» **SET TASK**
Show each line of the records below that contains the string "panel". Treat the match as case-sensitive.

+ + + + +

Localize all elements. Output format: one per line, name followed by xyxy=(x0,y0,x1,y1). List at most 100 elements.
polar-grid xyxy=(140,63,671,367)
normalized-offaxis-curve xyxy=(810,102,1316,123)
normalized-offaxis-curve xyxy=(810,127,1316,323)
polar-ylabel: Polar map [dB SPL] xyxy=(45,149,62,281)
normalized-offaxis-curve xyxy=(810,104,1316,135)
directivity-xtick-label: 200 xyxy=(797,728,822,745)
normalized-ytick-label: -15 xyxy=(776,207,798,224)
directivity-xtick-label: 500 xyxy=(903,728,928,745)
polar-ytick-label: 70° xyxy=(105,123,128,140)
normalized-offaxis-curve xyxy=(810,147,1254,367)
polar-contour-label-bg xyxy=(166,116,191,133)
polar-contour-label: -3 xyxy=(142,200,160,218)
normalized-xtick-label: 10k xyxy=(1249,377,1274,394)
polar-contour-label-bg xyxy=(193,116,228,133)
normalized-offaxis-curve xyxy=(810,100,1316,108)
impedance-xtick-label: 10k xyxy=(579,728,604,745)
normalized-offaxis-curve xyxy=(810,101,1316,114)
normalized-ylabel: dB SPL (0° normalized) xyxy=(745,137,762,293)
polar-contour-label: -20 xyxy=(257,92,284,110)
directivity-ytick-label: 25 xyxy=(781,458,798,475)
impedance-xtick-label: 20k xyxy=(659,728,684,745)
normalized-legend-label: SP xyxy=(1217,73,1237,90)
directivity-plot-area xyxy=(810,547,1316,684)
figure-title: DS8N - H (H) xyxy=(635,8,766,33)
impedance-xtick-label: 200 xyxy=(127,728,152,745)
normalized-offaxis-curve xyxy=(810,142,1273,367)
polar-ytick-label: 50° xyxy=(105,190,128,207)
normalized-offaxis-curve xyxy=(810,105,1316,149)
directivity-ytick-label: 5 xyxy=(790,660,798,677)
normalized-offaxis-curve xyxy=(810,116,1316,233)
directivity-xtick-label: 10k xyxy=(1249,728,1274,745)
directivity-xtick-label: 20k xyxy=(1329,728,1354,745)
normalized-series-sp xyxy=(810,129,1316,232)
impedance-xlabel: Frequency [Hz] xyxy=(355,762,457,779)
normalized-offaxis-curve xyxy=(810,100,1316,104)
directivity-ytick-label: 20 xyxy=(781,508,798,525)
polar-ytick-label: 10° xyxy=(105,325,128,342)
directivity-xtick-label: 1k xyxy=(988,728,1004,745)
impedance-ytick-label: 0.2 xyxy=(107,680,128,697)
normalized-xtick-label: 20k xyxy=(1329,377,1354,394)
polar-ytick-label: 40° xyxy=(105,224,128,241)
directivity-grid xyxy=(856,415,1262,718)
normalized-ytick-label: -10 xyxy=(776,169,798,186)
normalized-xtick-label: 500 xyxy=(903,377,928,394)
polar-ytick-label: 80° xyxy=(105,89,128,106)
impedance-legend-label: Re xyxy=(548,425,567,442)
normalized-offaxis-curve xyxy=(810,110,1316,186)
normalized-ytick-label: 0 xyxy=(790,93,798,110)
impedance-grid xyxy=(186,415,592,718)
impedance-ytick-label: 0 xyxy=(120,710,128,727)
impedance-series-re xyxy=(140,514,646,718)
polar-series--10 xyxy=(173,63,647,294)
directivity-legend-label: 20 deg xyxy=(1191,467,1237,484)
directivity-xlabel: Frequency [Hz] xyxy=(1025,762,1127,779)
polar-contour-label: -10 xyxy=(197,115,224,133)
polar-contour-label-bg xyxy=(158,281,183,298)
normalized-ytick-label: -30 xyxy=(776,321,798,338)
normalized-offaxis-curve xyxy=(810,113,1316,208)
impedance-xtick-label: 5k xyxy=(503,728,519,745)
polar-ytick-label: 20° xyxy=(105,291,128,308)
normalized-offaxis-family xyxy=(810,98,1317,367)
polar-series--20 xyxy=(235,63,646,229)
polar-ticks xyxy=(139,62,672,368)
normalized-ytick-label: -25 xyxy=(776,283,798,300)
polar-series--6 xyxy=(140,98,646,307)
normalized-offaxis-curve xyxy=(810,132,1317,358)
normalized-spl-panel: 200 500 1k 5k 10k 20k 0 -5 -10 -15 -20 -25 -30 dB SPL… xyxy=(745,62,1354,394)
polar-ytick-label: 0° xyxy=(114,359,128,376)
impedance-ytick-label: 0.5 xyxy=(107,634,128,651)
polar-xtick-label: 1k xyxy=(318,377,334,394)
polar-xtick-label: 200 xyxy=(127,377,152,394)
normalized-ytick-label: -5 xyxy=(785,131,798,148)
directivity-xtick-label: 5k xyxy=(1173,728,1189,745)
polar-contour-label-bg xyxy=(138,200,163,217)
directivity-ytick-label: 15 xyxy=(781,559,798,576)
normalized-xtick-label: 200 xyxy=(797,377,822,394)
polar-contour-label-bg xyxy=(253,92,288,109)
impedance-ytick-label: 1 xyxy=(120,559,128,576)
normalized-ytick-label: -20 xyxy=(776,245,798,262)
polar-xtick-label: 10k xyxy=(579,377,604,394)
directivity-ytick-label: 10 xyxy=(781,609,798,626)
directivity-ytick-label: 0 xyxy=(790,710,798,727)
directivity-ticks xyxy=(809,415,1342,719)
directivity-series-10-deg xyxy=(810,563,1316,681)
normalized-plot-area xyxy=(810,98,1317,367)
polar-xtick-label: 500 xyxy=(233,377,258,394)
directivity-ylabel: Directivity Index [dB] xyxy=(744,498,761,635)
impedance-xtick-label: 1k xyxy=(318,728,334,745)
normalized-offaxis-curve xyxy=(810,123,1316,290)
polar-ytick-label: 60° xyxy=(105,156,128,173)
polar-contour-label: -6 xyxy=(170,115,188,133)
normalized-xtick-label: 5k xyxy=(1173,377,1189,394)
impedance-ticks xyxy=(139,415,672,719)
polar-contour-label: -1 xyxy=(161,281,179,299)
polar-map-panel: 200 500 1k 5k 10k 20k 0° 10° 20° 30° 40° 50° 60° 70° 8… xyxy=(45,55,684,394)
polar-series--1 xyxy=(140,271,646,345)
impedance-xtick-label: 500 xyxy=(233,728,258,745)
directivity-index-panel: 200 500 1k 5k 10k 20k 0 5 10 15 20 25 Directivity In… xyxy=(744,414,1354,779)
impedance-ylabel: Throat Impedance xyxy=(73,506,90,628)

+ + + + +

» **SOLUTION TO THE PROBLEM**
normalized-spl-panel: 200 500 1k 5k 10k 20k 0 -5 -10 -15 -20 -25 -30 dB SPL… xyxy=(745,62,1354,394)
polar-map-panel: 200 500 1k 5k 10k 20k 0° 10° 20° 30° 40° 50° 60° 70° 8… xyxy=(45,55,684,394)
directivity-index-panel: 200 500 1k 5k 10k 20k 0 5 10 15 20 25 Directivity In… xyxy=(744,414,1354,779)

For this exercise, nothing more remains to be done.